══ EXERCISE INPUTS ══

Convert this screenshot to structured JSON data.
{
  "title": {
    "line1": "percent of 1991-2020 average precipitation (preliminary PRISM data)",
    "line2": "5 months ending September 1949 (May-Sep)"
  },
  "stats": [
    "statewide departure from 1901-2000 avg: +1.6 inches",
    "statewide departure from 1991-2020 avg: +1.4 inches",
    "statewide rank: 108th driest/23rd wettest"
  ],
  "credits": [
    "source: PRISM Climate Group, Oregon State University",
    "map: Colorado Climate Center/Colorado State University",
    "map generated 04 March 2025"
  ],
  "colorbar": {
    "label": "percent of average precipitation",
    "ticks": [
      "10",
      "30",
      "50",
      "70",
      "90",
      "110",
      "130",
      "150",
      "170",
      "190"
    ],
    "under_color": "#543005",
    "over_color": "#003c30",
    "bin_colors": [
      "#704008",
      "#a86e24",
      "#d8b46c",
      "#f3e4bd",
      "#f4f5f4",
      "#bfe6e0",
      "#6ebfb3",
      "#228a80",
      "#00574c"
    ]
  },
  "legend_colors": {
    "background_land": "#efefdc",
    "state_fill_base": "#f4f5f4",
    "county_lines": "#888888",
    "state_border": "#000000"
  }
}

═══

-- REQUEST --
Type the whole listing again, unaltered.

-- WORKED SOLUTION --
Convert this screenshot to structured JSON data.
{
  "title": {
    "line1": "percent of 1991-2020 average precipitation (preliminary PRISM data)",
    "line2": "5 months ending September 1949 (May-Sep)"
  },
  "stats": [
    "statewide departure from 1901-2000 avg: +1.6 inches",
    "statewide departure from 1991-2020 avg: +1.4 inches",
    "statewide rank: 108th driest/23rd wettest"
  ],
  "credits": [
    "source: PRISM Climate Group, Oregon State University",
    "map: Colorado Climate Center/Colorado State University",
    "map generated 04 March 2025"
  ],
  "colorbar": {
    "label": "percent of average precipitation",
    "ticks": [
      "10",
      "30",
      "50",
      "70",
      "90",
      "110",
      "130",
      "150",
      "170",
      "190"
    ],
    "under_color": "#543005",
    "over_color": "#003c30",
    "bin_colors": [
      "#704008",
      "#a86e24",
      "#d8b46c",
      "#f3e4bd",
      "#f4f5f4",
      "#bfe6e0",
      "#6ebfb3",
      "#228a80",
      "#00574c"
    ]
  },
  "legend_colors": {
    "background_land": "#efefdc",
    "state_fill_base": "#f4f5f4",
    "county_lines": "#888888",
    "state_border": "#000000"
  }
}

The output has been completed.